• [RECORDED INFORMATION]
================================
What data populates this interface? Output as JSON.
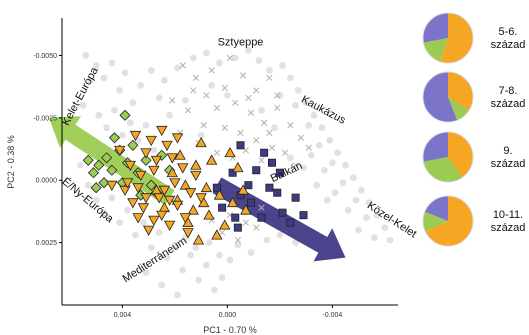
================================
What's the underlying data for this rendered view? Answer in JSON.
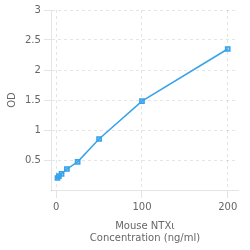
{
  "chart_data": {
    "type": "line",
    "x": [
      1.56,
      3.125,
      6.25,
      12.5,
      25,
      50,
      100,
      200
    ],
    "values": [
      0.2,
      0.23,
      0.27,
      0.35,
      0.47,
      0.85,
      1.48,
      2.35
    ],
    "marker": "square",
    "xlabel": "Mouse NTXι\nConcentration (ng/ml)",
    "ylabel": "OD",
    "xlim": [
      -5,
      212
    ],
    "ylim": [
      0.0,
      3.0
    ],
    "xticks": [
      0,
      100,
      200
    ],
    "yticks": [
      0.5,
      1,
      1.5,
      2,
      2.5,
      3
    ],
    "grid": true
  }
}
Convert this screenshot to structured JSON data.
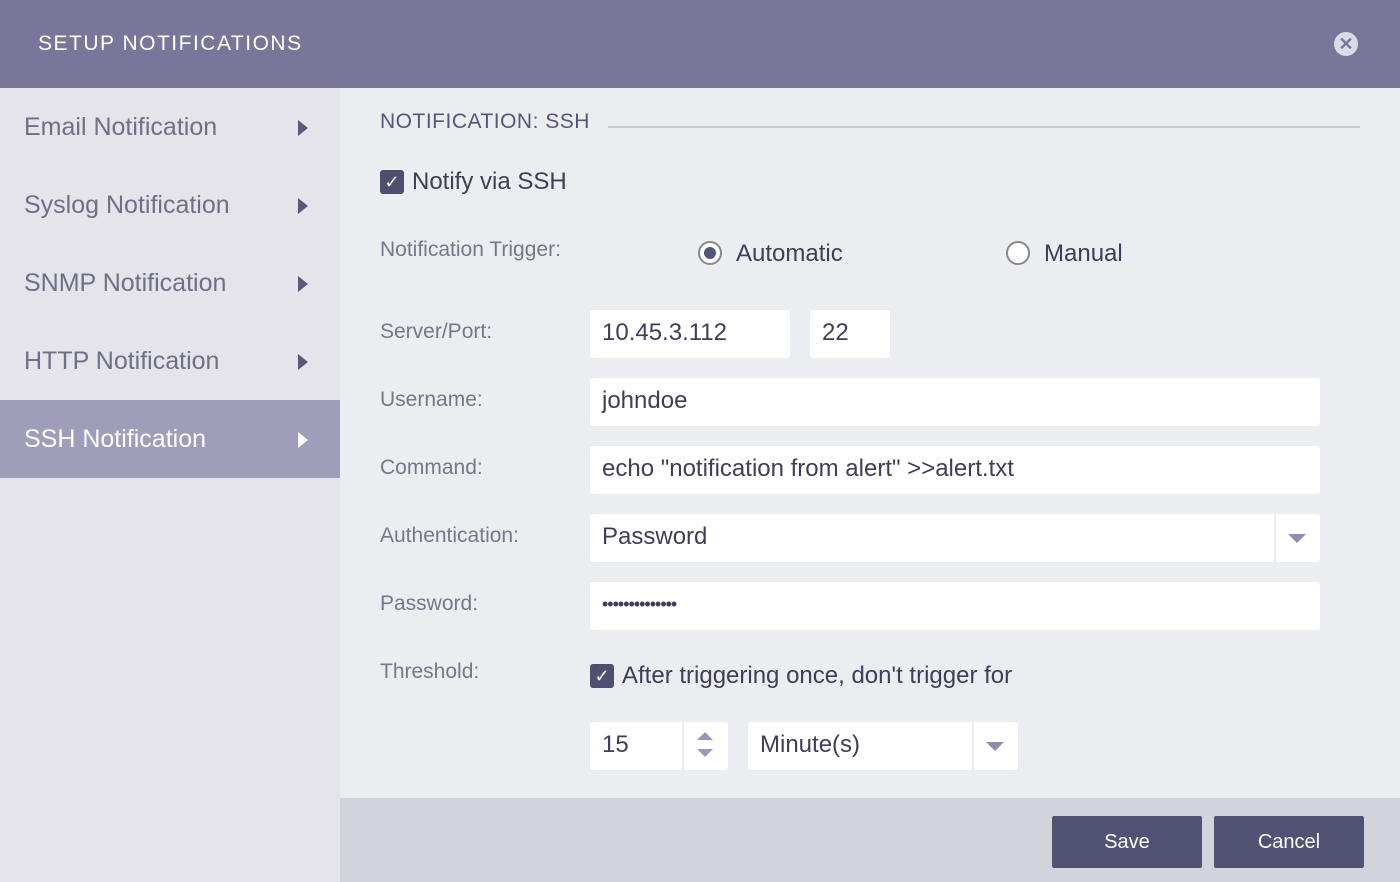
================================
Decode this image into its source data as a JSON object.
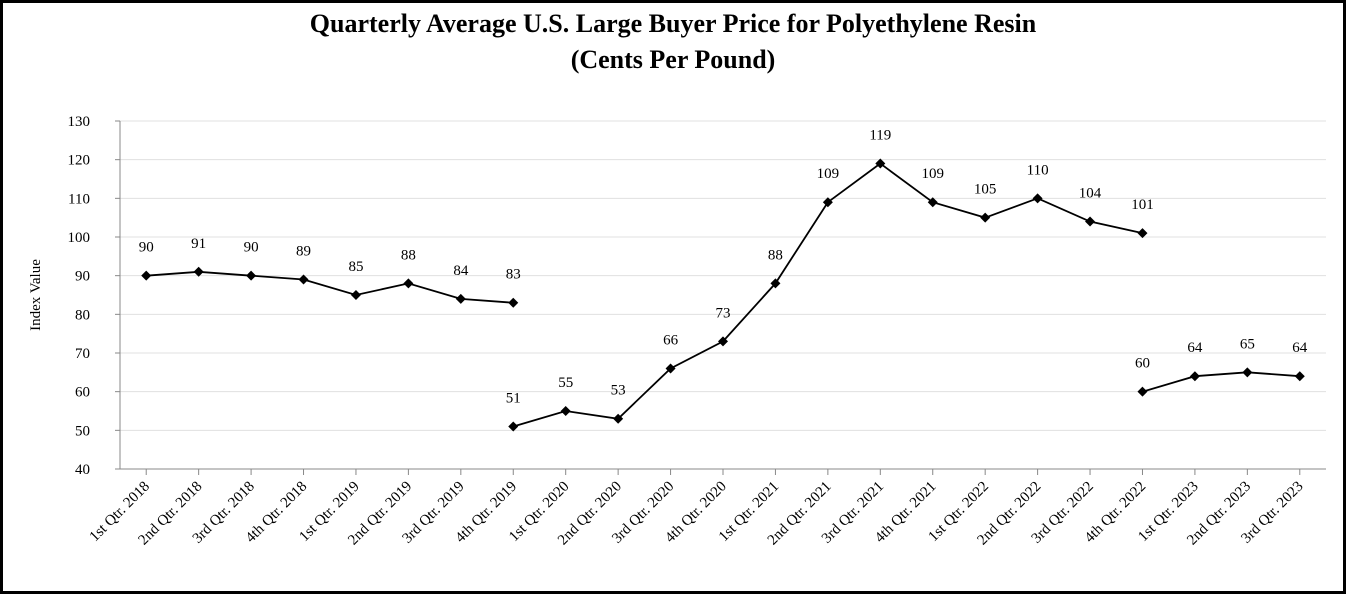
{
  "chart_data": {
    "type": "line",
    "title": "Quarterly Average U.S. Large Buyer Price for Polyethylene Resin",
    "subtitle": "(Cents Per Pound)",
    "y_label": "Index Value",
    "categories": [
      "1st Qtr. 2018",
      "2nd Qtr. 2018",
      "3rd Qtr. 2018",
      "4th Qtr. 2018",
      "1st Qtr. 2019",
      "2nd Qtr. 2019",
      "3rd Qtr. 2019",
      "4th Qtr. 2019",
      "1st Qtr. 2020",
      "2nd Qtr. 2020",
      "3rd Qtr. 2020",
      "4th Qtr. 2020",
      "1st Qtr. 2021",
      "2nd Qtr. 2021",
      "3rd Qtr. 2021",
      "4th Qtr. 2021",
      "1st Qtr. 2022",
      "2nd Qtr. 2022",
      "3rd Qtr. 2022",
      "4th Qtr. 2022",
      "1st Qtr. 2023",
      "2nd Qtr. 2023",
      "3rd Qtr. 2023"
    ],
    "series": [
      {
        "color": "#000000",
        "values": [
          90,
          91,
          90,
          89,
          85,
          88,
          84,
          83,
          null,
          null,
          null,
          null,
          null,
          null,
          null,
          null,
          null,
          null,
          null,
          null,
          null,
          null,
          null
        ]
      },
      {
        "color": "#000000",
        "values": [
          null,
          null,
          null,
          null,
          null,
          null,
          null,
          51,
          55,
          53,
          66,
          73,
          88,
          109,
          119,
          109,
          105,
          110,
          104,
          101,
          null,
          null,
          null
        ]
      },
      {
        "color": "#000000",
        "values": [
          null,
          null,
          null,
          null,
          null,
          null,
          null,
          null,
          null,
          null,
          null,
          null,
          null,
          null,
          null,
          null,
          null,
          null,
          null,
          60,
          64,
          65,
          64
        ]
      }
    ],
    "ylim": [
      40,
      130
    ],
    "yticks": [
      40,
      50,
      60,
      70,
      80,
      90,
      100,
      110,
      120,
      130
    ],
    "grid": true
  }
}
================================
• [THE TASK] From the line containing "What's the underlying" through the line containing "Convert this screenshot", copy every line above exactly, without pictures.

• [ANSWER TO THIS TASK]
What's the underlying data for this rendered view? Answer in JSON.
{
  "chart_data": {
    "type": "line",
    "x": [
      1.56,
      3.125,
      6.25,
      12.5,
      25,
      50,
      100,
      200
    ],
    "values": [
      0.2,
      0.23,
      0.27,
      0.35,
      0.47,
      0.85,
      1.48,
      2.35
    ],
    "marker": "square",
    "xlabel": "Mouse NTXι\nConcentration (ng/ml)",
    "ylabel": "OD",
    "xlim": [
      -5,
      212
    ],
    "ylim": [
      0.0,
      3.0
    ],
    "xticks": [
      0,
      100,
      200
    ],
    "yticks": [
      0.5,
      1,
      1.5,
      2,
      2.5,
      3
    ],
    "grid": true
  }
}
Convert this screenshot to structured JSON data.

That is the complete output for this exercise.